(Data items)
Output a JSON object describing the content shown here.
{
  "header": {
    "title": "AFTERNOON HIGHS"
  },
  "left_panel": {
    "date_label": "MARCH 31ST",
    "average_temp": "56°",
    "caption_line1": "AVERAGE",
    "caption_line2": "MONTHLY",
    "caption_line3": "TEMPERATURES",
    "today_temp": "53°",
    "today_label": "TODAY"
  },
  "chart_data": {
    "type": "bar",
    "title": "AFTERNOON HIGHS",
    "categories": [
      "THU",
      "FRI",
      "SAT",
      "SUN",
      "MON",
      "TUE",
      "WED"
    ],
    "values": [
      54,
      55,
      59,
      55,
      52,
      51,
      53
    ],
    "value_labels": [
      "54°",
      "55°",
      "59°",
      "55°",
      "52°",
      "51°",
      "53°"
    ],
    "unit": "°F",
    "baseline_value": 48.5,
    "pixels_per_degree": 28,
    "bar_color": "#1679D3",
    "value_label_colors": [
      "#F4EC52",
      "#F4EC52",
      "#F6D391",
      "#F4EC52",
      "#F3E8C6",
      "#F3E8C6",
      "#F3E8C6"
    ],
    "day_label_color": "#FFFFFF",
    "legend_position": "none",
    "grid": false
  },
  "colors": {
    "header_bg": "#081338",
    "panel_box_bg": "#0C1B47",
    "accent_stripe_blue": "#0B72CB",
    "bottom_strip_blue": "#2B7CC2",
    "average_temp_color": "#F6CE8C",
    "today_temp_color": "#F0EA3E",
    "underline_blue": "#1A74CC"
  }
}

TASK TO COMPLETE: Print all the data exactly.

SOLUTION BELOW:
Output a JSON object describing the content shown here.
{
  "header": {
    "title": "AFTERNOON HIGHS"
  },
  "left_panel": {
    "date_label": "MARCH 31ST",
    "average_temp": "56°",
    "caption_line1": "AVERAGE",
    "caption_line2": "MONTHLY",
    "caption_line3": "TEMPERATURES",
    "today_temp": "53°",
    "today_label": "TODAY"
  },
  "chart_data": {
    "type": "bar",
    "title": "AFTERNOON HIGHS",
    "categories": [
      "THU",
      "FRI",
      "SAT",
      "SUN",
      "MON",
      "TUE",
      "WED"
    ],
    "values": [
      54,
      55,
      59,
      55,
      52,
      51,
      53
    ],
    "value_labels": [
      "54°",
      "55°",
      "59°",
      "55°",
      "52°",
      "51°",
      "53°"
    ],
    "unit": "°F",
    "baseline_value": 48.5,
    "pixels_per_degree": 28,
    "bar_color": "#1679D3",
    "value_label_colors": [
      "#F4EC52",
      "#F4EC52",
      "#F6D391",
      "#F4EC52",
      "#F3E8C6",
      "#F3E8C6",
      "#F3E8C6"
    ],
    "day_label_color": "#FFFFFF",
    "legend_position": "none",
    "grid": false
  },
  "colors": {
    "header_bg": "#081338",
    "panel_box_bg": "#0C1B47",
    "accent_stripe_blue": "#0B72CB",
    "bottom_strip_blue": "#2B7CC2",
    "average_temp_color": "#F6CE8C",
    "today_temp_color": "#F0EA3E",
    "underline_blue": "#1A74CC"
  }
}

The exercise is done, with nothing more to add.